Data records
|---|
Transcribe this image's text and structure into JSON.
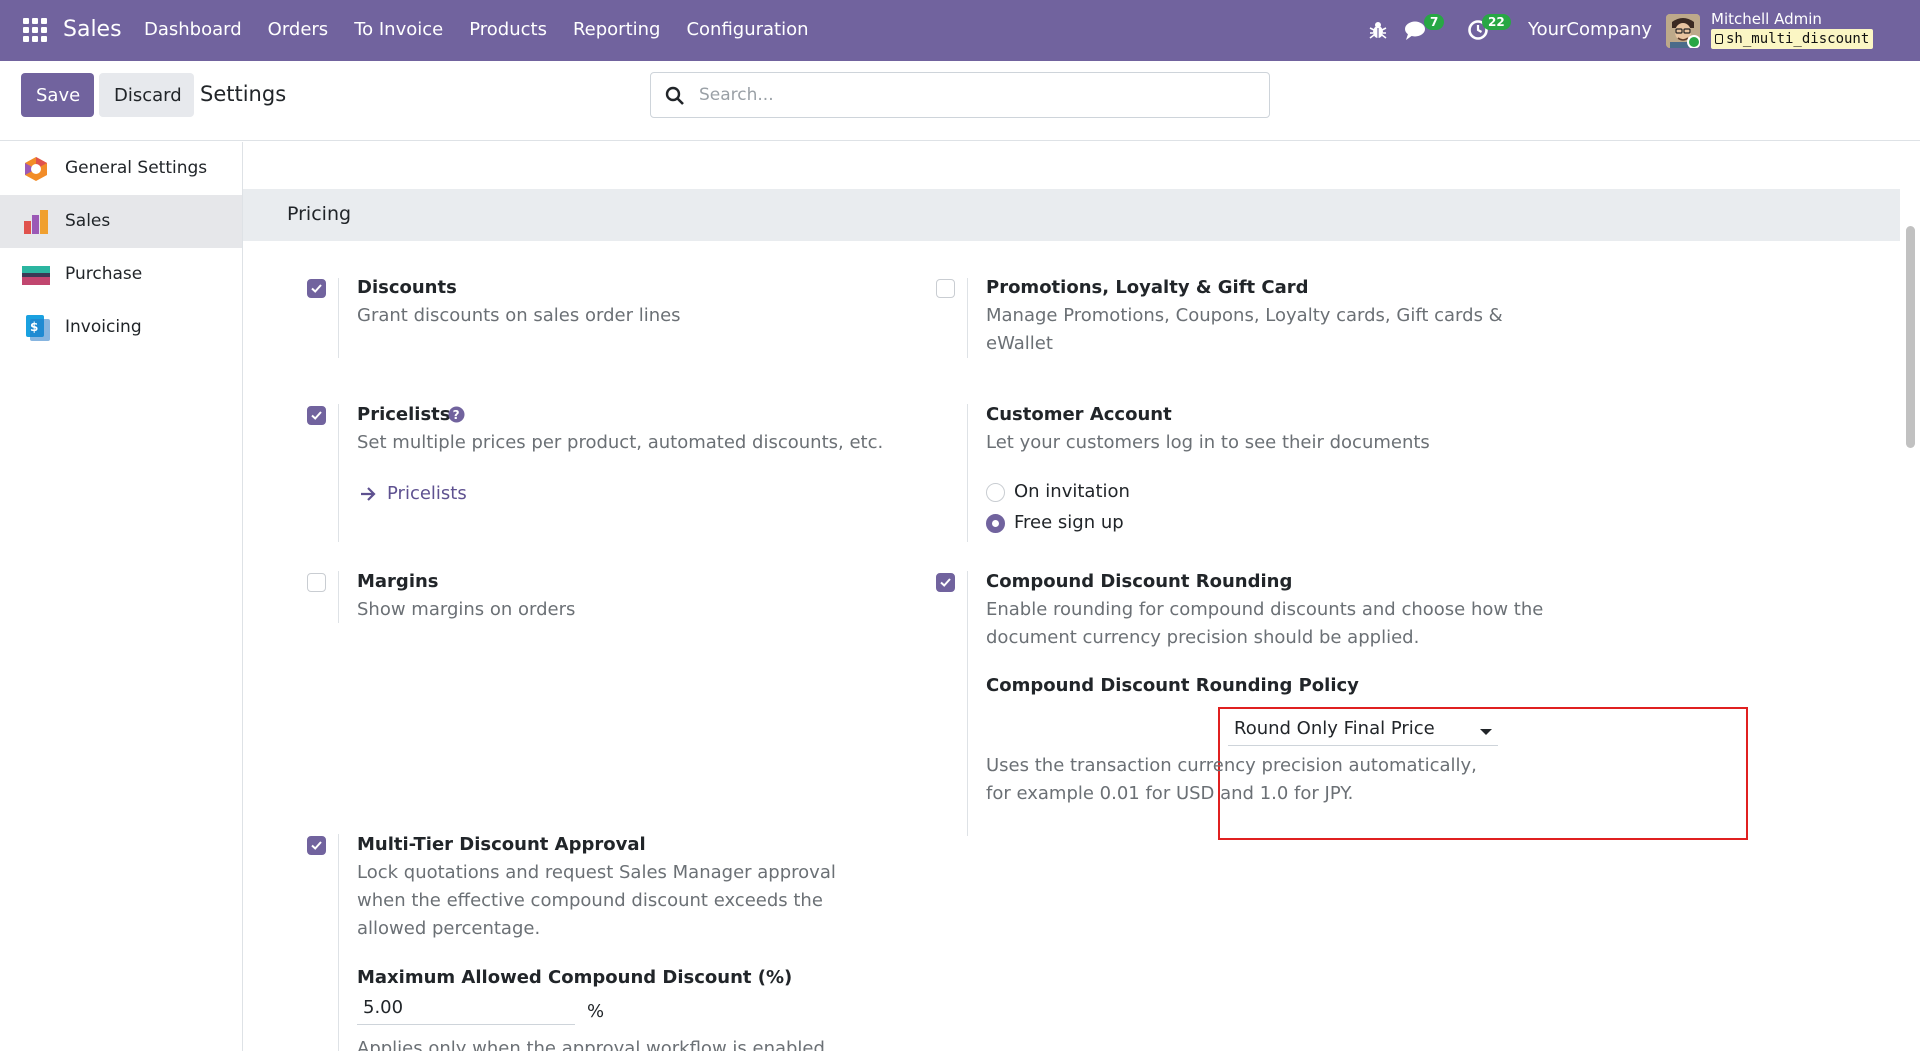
{
  "navbar": {
    "app_name": "Sales",
    "menu": [
      "Dashboard",
      "Orders",
      "To Invoice",
      "Products",
      "Reporting",
      "Configuration"
    ],
    "chat_count": "7",
    "activity_count": "22",
    "company": "YourCompany",
    "user_name": "Mitchell Admin",
    "database": "sh_multi_discount",
    "accent_color": "#71639e"
  },
  "control": {
    "save_label": "Save",
    "discard_label": "Discard",
    "breadcrumb": "Settings",
    "search_placeholder": "Search..."
  },
  "sidebar": {
    "items": [
      {
        "label": "General Settings",
        "icon": "odoo-settings-icon"
      },
      {
        "label": "Sales",
        "icon": "sales-chart-icon",
        "active": true
      },
      {
        "label": "Purchase",
        "icon": "purchase-card-icon"
      },
      {
        "label": "Invoicing",
        "icon": "invoicing-icon"
      }
    ]
  },
  "section": {
    "title": "Pricing",
    "settings": {
      "discounts": {
        "title": "Discounts",
        "desc": "Grant discounts on sales order lines",
        "checked": true
      },
      "promotions": {
        "title": "Promotions, Loyalty & Gift Card",
        "desc": "Manage Promotions, Coupons, Loyalty cards, Gift cards & eWallet",
        "checked": false
      },
      "pricelists": {
        "title": "Pricelists",
        "desc": "Set multiple prices per product, automated discounts, etc.",
        "link": "Pricelists",
        "checked": true
      },
      "customer_account": {
        "title": "Customer Account",
        "desc": "Let your customers log in to see their documents",
        "option1": "On invitation",
        "option2": "Free sign up",
        "selected": "Free sign up"
      },
      "margins": {
        "title": "Margins",
        "desc": "Show margins on orders",
        "checked": false
      },
      "rounding": {
        "title": "Compound Discount Rounding",
        "desc": "Enable rounding for compound discounts and choose how the document currency precision should be applied.",
        "checked": true,
        "policy_label": "Compound Discount Rounding Policy",
        "policy_value": "Round Only Final Price",
        "policy_help": "Uses the transaction currency precision automatically, for example 0.01 for USD and 1.0 for JPY."
      },
      "approval": {
        "title": "Multi-Tier Discount Approval",
        "desc": "Lock quotations and request Sales Manager approval when the effective compound discount exceeds the allowed percentage.",
        "checked": true,
        "max_label": "Maximum Allowed Compound Discount (%)",
        "max_value": "5.00",
        "unit": "%",
        "note": "Applies only when the approval workflow is enabled."
      }
    }
  }
}
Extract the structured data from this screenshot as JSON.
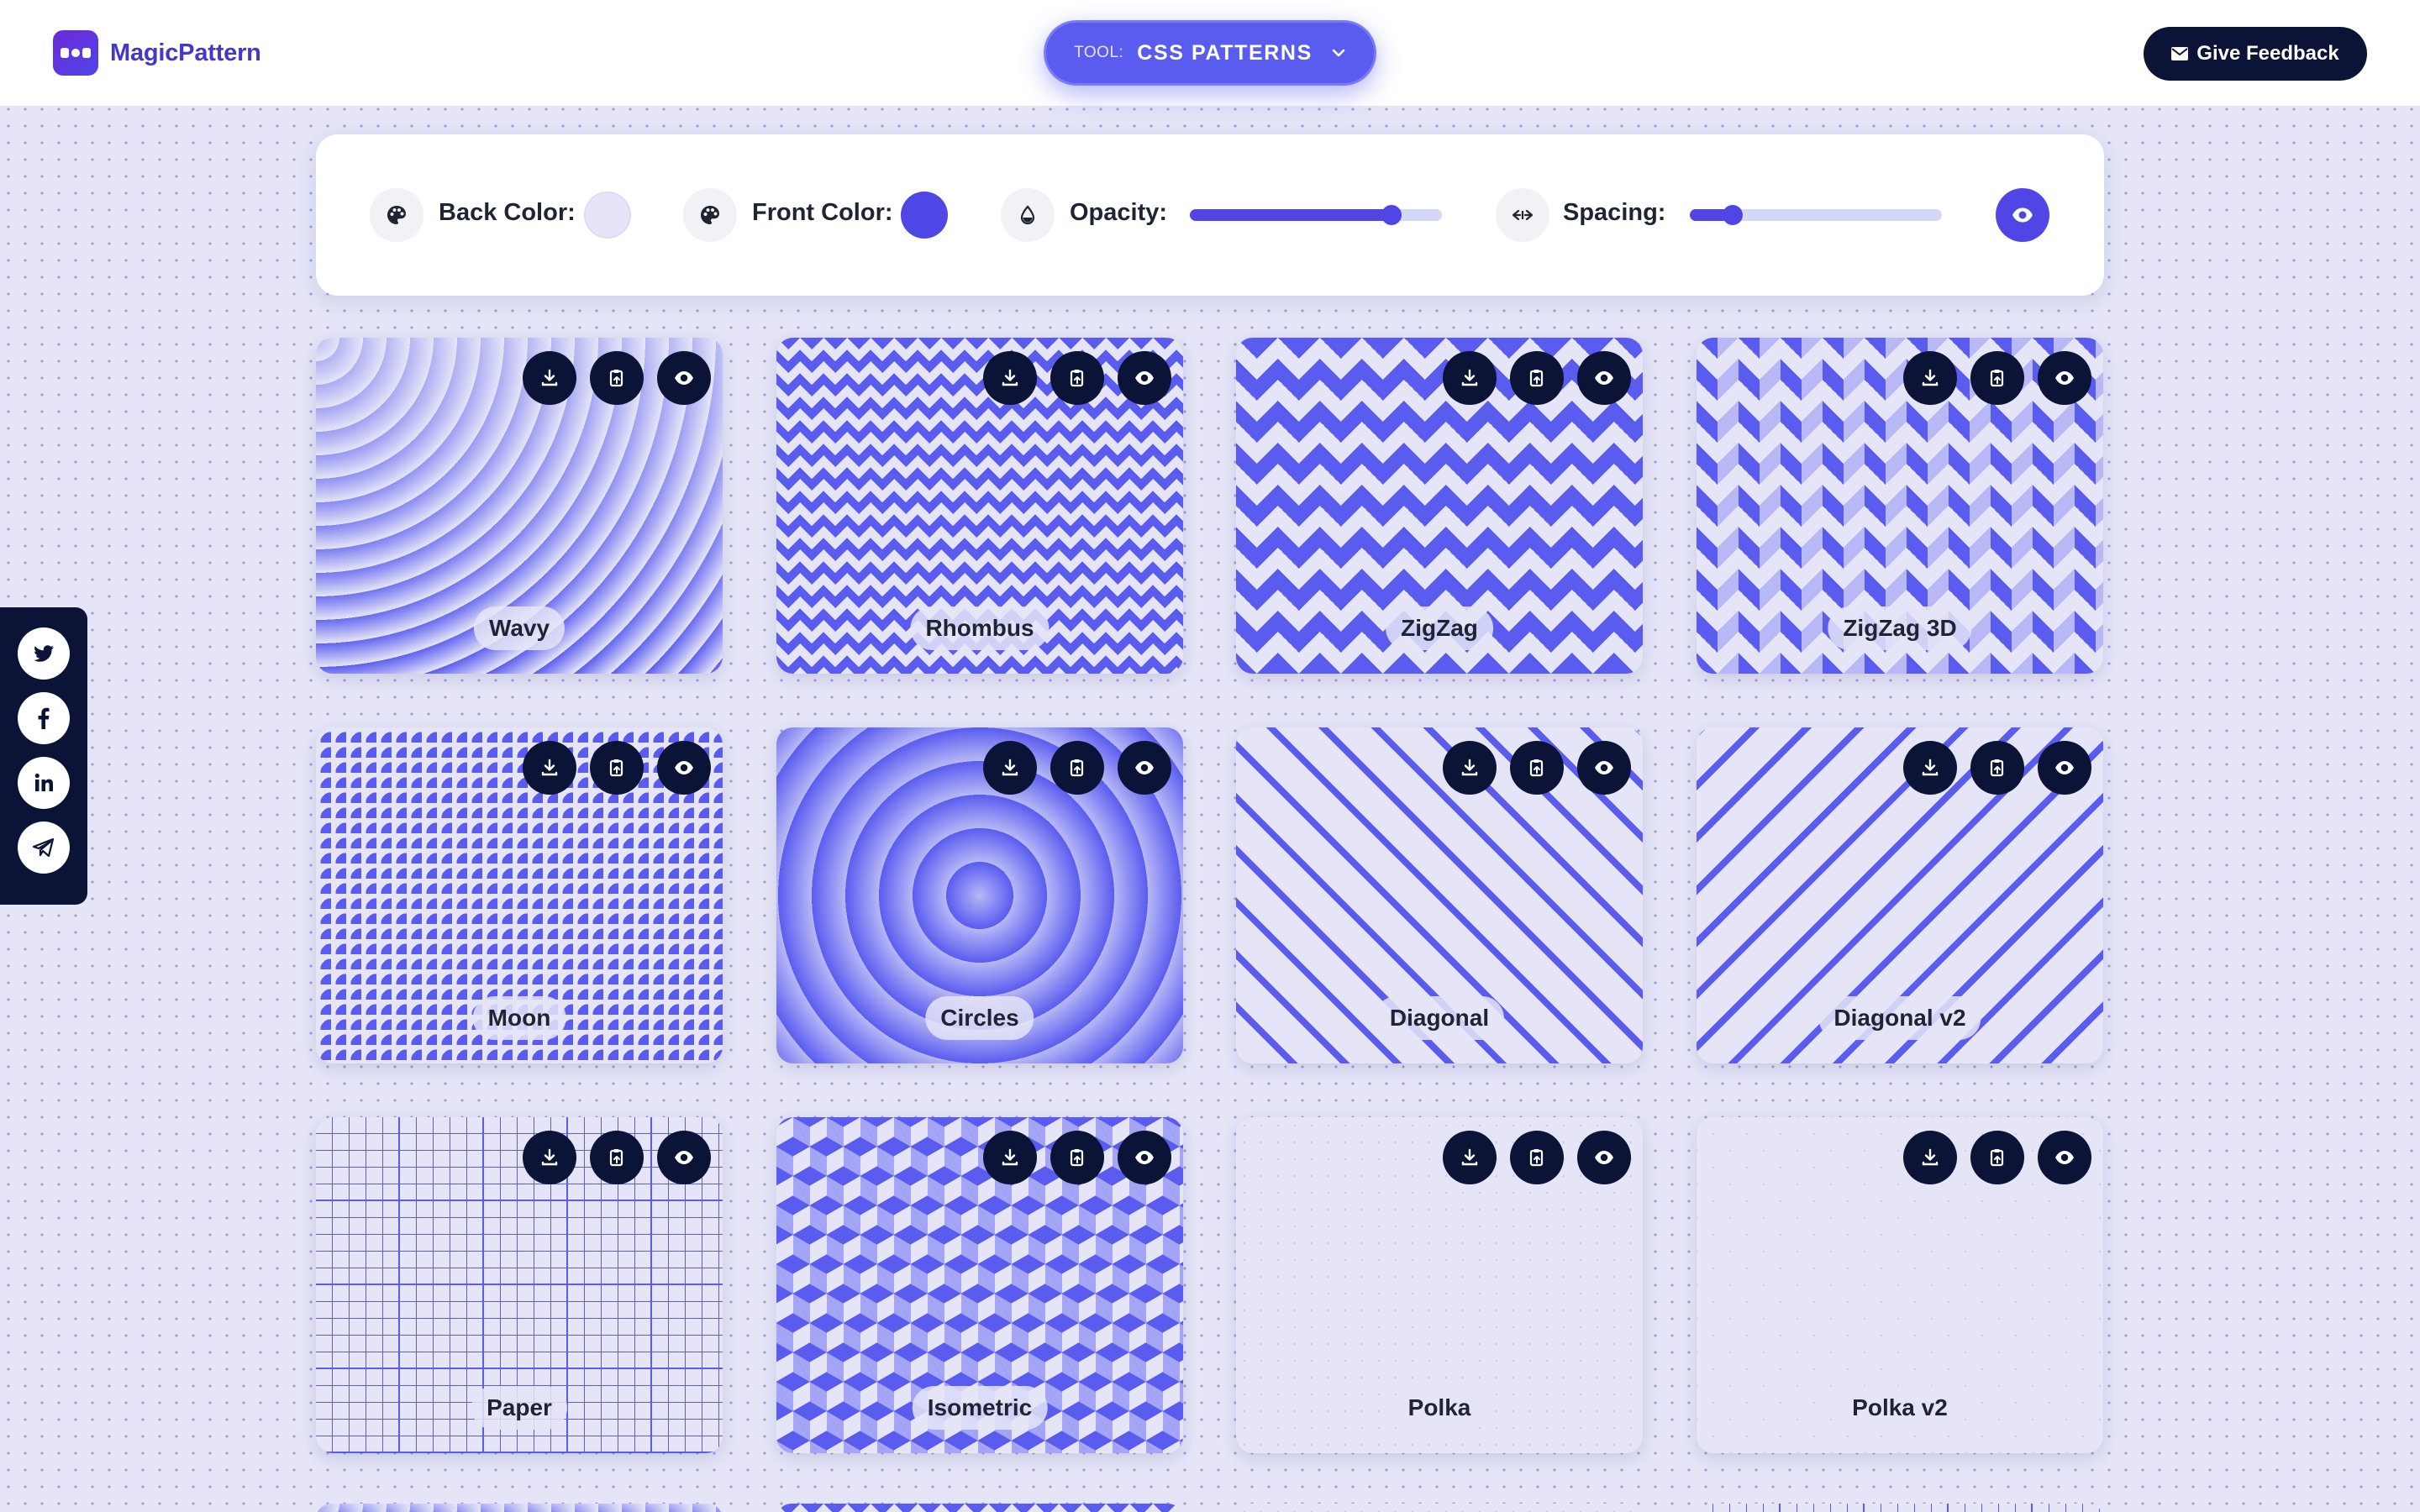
{
  "header": {
    "brand": "MagicPattern",
    "tool_prefix": "TOOL:",
    "tool_name": "CSS PATTERNS",
    "feedback_label": "Give Feedback"
  },
  "controls": {
    "back_color_label": "Back Color:",
    "back_color": "#e5e5f7",
    "front_color_label": "Front Color:",
    "front_color": "#4f46e5",
    "opacity_label": "Opacity:",
    "opacity_value": 0.8,
    "spacing_label": "Spacing:",
    "spacing_value": 0.17
  },
  "patterns": [
    {
      "name": "Wavy",
      "cls": "p-wavy"
    },
    {
      "name": "Rhombus",
      "cls": "p-rhombus"
    },
    {
      "name": "ZigZag",
      "cls": "p-zigzag"
    },
    {
      "name": "ZigZag 3D",
      "cls": "p-zigzag3d"
    },
    {
      "name": "Moon",
      "cls": "p-moon"
    },
    {
      "name": "Circles",
      "cls": "p-circles"
    },
    {
      "name": "Diagonal",
      "cls": "p-diagonal"
    },
    {
      "name": "Diagonal v2",
      "cls": "p-diagonal2"
    },
    {
      "name": "Paper",
      "cls": "p-paper"
    },
    {
      "name": "Isometric",
      "cls": "p-isometric"
    },
    {
      "name": "Polka",
      "cls": "p-polka"
    },
    {
      "name": "Polka v2",
      "cls": "p-polka2"
    }
  ],
  "card_actions": [
    "download-icon",
    "copy-css-icon",
    "preview-eye-icon"
  ],
  "social": [
    "twitter-icon",
    "facebook-icon",
    "linkedin-icon",
    "telegram-icon"
  ],
  "colors": {
    "accent": "#4f46e5",
    "dark": "#0b1437",
    "background": "#e5e5f7"
  }
}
|---|
Quote the material word for word, dropping any images it holds.

Transcribe this image's text and structure into JSON.
{
  "navbar": {
    "app_name": "Sales",
    "menu": [
      "Dashboard",
      "Orders",
      "To Invoice",
      "Products",
      "Reporting",
      "Configuration"
    ],
    "chat_count": "7",
    "activity_count": "22",
    "company": "YourCompany",
    "user_name": "Mitchell Admin",
    "database": "sh_multi_discount",
    "accent_color": "#71639e"
  },
  "control": {
    "save_label": "Save",
    "discard_label": "Discard",
    "breadcrumb": "Settings",
    "search_placeholder": "Search..."
  },
  "sidebar": {
    "items": [
      {
        "label": "General Settings",
        "icon": "odoo-settings-icon"
      },
      {
        "label": "Sales",
        "icon": "sales-chart-icon",
        "active": true
      },
      {
        "label": "Purchase",
        "icon": "purchase-card-icon"
      },
      {
        "label": "Invoicing",
        "icon": "invoicing-icon"
      }
    ]
  },
  "section": {
    "title": "Pricing",
    "settings": {
      "discounts": {
        "title": "Discounts",
        "desc": "Grant discounts on sales order lines",
        "checked": true
      },
      "promotions": {
        "title": "Promotions, Loyalty & Gift Card",
        "desc": "Manage Promotions, Coupons, Loyalty cards, Gift cards & eWallet",
        "checked": false
      },
      "pricelists": {
        "title": "Pricelists",
        "desc": "Set multiple prices per product, automated discounts, etc.",
        "link": "Pricelists",
        "checked": true
      },
      "customer_account": {
        "title": "Customer Account",
        "desc": "Let your customers log in to see their documents",
        "option1": "On invitation",
        "option2": "Free sign up",
        "selected": "Free sign up"
      },
      "margins": {
        "title": "Margins",
        "desc": "Show margins on orders",
        "checked": false
      },
      "rounding": {
        "title": "Compound Discount Rounding",
        "desc": "Enable rounding for compound discounts and choose how the document currency precision should be applied.",
        "checked": true,
        "policy_label": "Compound Discount Rounding Policy",
        "policy_value": "Round Only Final Price",
        "policy_help": "Uses the transaction currency precision automatically, for example 0.01 for USD and 1.0 for JPY."
      },
      "approval": {
        "title": "Multi-Tier Discount Approval",
        "desc": "Lock quotations and request Sales Manager approval when the effective compound discount exceeds the allowed percentage.",
        "checked": true,
        "max_label": "Maximum Allowed Compound Discount (%)",
        "max_value": "5.00",
        "unit": "%",
        "note": "Applies only when the approval workflow is enabled."
      }
    }
  }
}
Extract the structured data from this screenshot as JSON.
{
  "header": {
    "brand": "MagicPattern",
    "tool_prefix": "TOOL:",
    "tool_name": "CSS PATTERNS",
    "feedback_label": "Give Feedback"
  },
  "controls": {
    "back_color_label": "Back Color:",
    "back_color": "#e5e5f7",
    "front_color_label": "Front Color:",
    "front_color": "#4f46e5",
    "opacity_label": "Opacity:",
    "opacity_value": 0.8,
    "spacing_label": "Spacing:",
    "spacing_value": 0.17
  },
  "patterns": [
    {
      "name": "Wavy",
      "cls": "p-wavy"
    },
    {
      "name": "Rhombus",
      "cls": "p-rhombus"
    },
    {
      "name": "ZigZag",
      "cls": "p-zigzag"
    },
    {
      "name": "ZigZag 3D",
      "cls": "p-zigzag3d"
    },
    {
      "name": "Moon",
      "cls": "p-moon"
    },
    {
      "name": "Circles",
      "cls": "p-circles"
    },
    {
      "name": "Diagonal",
      "cls": "p-diagonal"
    },
    {
      "name": "Diagonal v2",
      "cls": "p-diagonal2"
    },
    {
      "name": "Paper",
      "cls": "p-paper"
    },
    {
      "name": "Isometric",
      "cls": "p-isometric"
    },
    {
      "name": "Polka",
      "cls": "p-polka"
    },
    {
      "name": "Polka v2",
      "cls": "p-polka2"
    }
  ],
  "card_actions": [
    "download-icon",
    "copy-css-icon",
    "preview-eye-icon"
  ],
  "social": [
    "twitter-icon",
    "facebook-icon",
    "linkedin-icon",
    "telegram-icon"
  ],
  "colors": {
    "accent": "#4f46e5",
    "dark": "#0b1437",
    "background": "#e5e5f7"
  }
}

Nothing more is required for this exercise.